(Saved entries)
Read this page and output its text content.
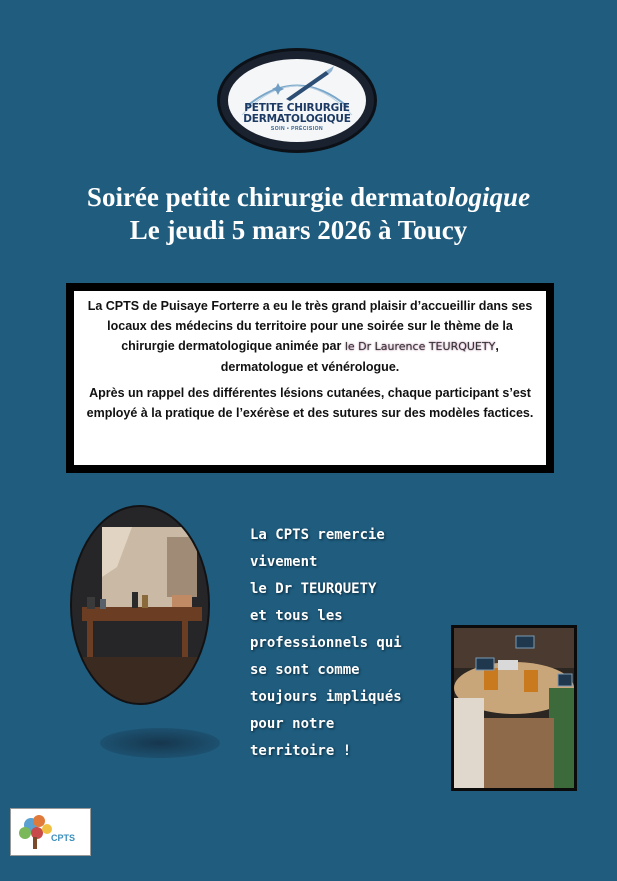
PETITE CHIRURGIE
DERMATOLOGIQUE
SOIN • PRÉCISION
Soirée petite chirurgie dermatologique
Le jeudi 5 mars 2026 à Toucy

La CPTS de Puisaye Forterre a eu le très grand plaisir d’accueillir dans ses locaux des médecins du territoire pour une soirée sur le thème de la chirurgie dermatologique animée par le Dr Laurence TEURQUETY, dermatologue et vénérologue.

Après un rappel des différentes lésions cutanées, chaque participant s’est employé à la pratique de l’exérèse et des sutures sur des modèles factices.

La CPTS remercie
vivement
le Dr TEURQUETY
et tous les
professionnels qui
se sont comme
toujours impliqués
pour notre
territoire !
CPTS
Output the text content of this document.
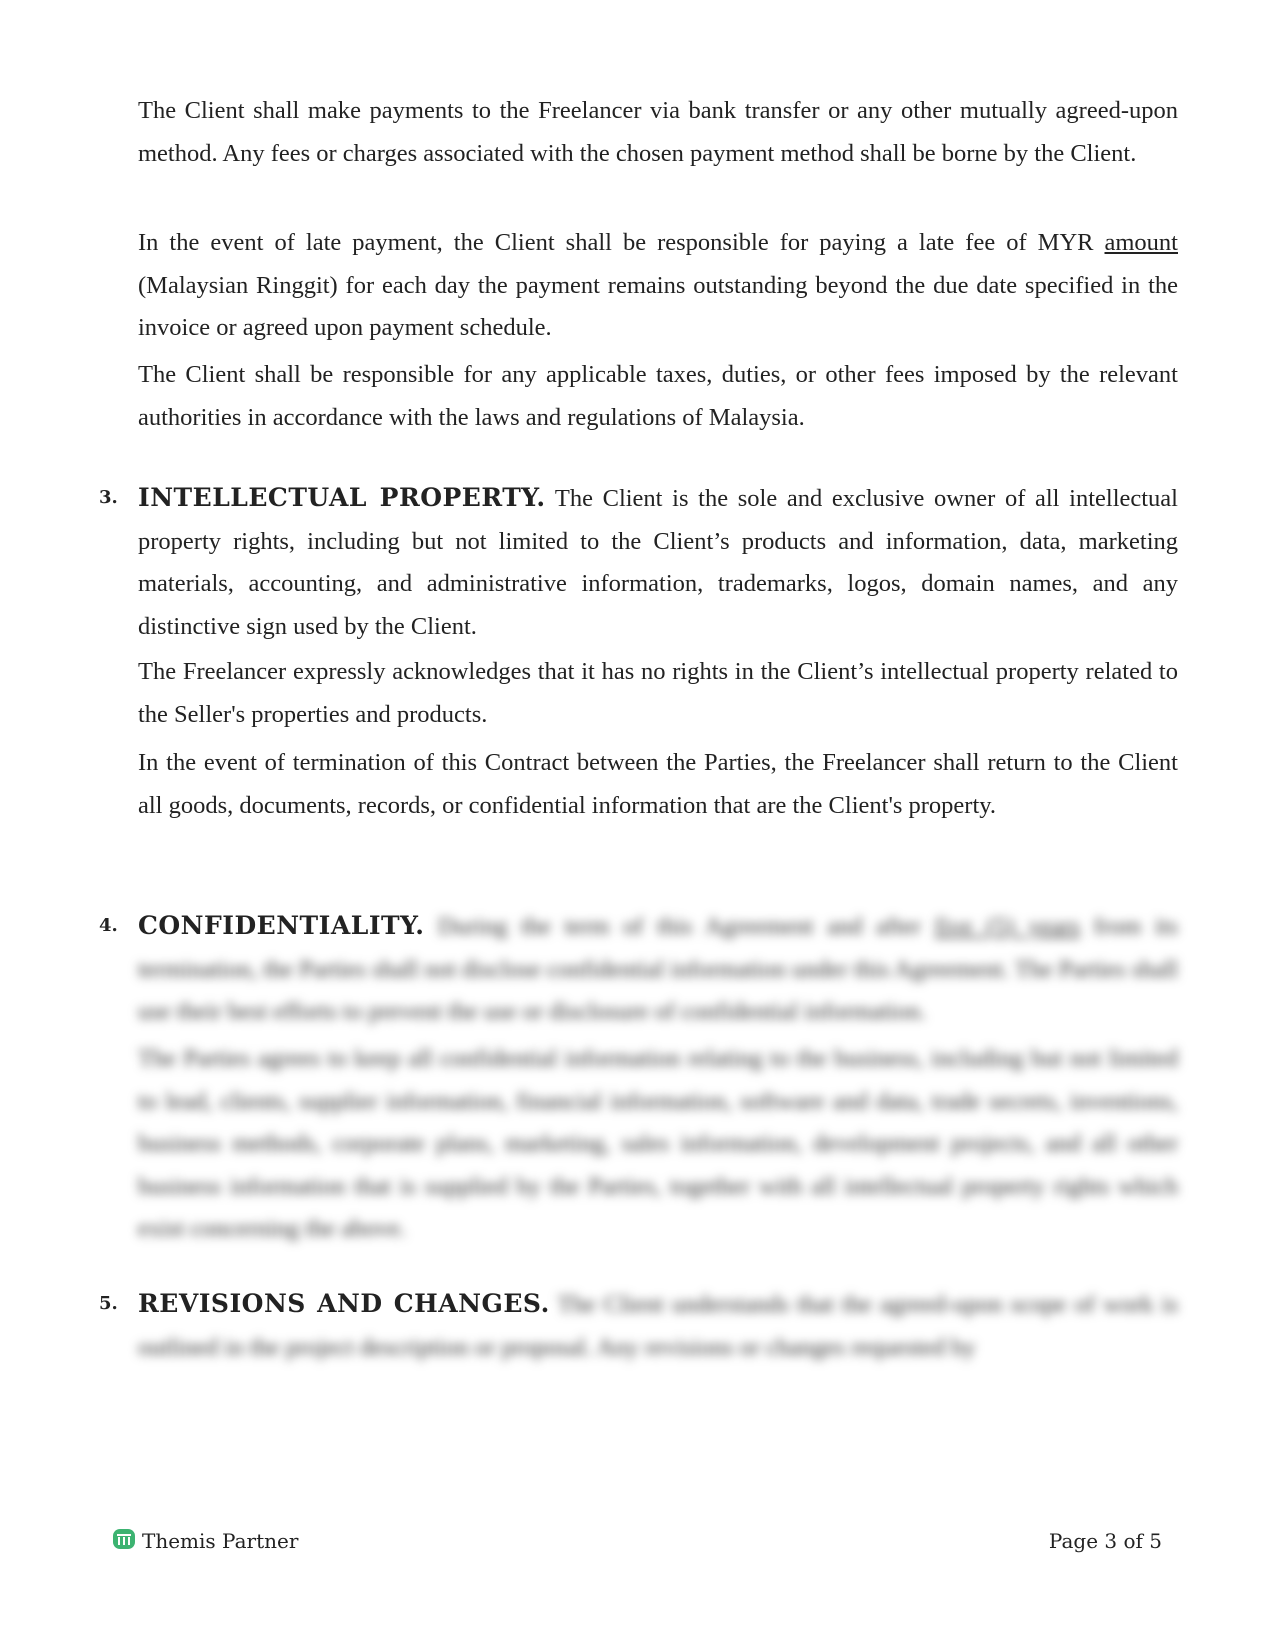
The Client shall make payments to the Freelancer via bank transfer or any other mutually agreed-upon method. Any fees or charges associated with the chosen payment method shall be borne by the Client.

In the event of late payment, the Client shall be responsible for paying a late fee of MYR amount (Malaysian Ringgit) for each day the payment remains outstanding beyond the due date specified in the invoice or agreed upon payment schedule.

The Client shall be responsible for any applicable taxes, duties, or other fees imposed by the relevant authorities in accordance with the laws and regulations of Malaysia.

3. INTELLECTUAL PROPERTY. The Client is the sole and exclusive owner of all intellectual property rights, including but not limited to the Client’s products and information, data, marketing materials, accounting, and administrative information, trademarks, logos, domain names, and any distinctive sign used by the Client.

The Freelancer expressly acknowledges that it has no rights in the Client’s intellectual property related to the Seller's properties and products.

In the event of termination of this Contract between the Parties, the Freelancer shall return to the Client all goods, documents, records, or confidential information that are the Client's property.

4. CONFIDENTIALITY. During the term of this Agreement and after five (5) years from its termination, the Parties shall not disclose confidential information under this Agreement. The Parties shall use their best efforts to prevent the use or disclosure of confidential information.

The Parties agrees to keep all confidential information relating to the business, including but not limited to lead, clients, supplier information, financial information, software and data, trade secrets, inventions, business methods, corporate plans, marketing, sales information, development projects, and all other business information that is supplied by the Parties, together with all intellectual property rights which exist concerning the above.

5. REVISIONS AND CHANGES. The Client understands that the agreed-upon scope of work is outlined in the project description or proposal. Any revisions or changes requested by

Themis Partner	Page 3 of 5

Set problem: Drop the pictures and reproduce the rest of the entries above exactly.

Task result:
Read this page and output its text content.
PETITE CHIRURGIE
DERMATOLOGIQUE
SOIN • PRÉCISION
Soirée petite chirurgie dermatologique
Le jeudi 5 mars 2026 à Toucy

La CPTS de Puisaye Forterre a eu le très grand plaisir d’accueillir dans ses locaux des médecins du territoire pour une soirée sur le thème de la chirurgie dermatologique animée par le Dr Laurence TEURQUETY, dermatologue et vénérologue.

Après un rappel des différentes lésions cutanées, chaque participant s’est employé à la pratique de l’exérèse et des sutures sur des modèles factices.

La CPTS remercie
vivement
le Dr TEURQUETY
et tous les
professionnels qui
se sont comme
toujours impliqués
pour notre
territoire !
CPTS
Output the text content of this document.
The Client shall make payments to the Freelancer via bank transfer or any other mutually agreed-upon method. Any fees or charges associated with the chosen payment method shall be borne by the Client.

In the event of late payment, the Client shall be responsible for paying a late fee of MYR amount (Malaysian Ringgit) for each day the payment remains outstanding beyond the due date specified in the invoice or agreed upon payment schedule.

The Client shall be responsible for any applicable taxes, duties, or other fees imposed by the relevant authorities in accordance with the laws and regulations of Malaysia.

3. INTELLECTUAL PROPERTY. The Client is the sole and exclusive owner of all intellectual property rights, including but not limited to the Client’s products and information, data, marketing materials, accounting, and administrative information, trademarks, logos, domain names, and any distinctive sign used by the Client.

The Freelancer expressly acknowledges that it has no rights in the Client’s intellectual property related to the Seller's properties and products.

In the event of termination of this Contract between the Parties, the Freelancer shall return to the Client all goods, documents, records, or confidential information that are the Client's property.

4. CONFIDENTIALITY. During the term of this Agreement and after five (5) years from its termination, the Parties shall not disclose confidential information under this Agreement. The Parties shall use their best efforts to prevent the use or disclosure of confidential information.

The Parties agrees to keep all confidential information relating to the business, including but not limited to lead, clients, supplier information, financial information, software and data, trade secrets, inventions, business methods, corporate plans, marketing, sales information, development projects, and all other business information that is supplied by the Parties, together with all intellectual property rights which exist concerning the above.

5. REVISIONS AND CHANGES. The Client understands that the agreed-upon scope of work is outlined in the project description or proposal. Any revisions or changes requested by

Themis Partner	Page 3 of 5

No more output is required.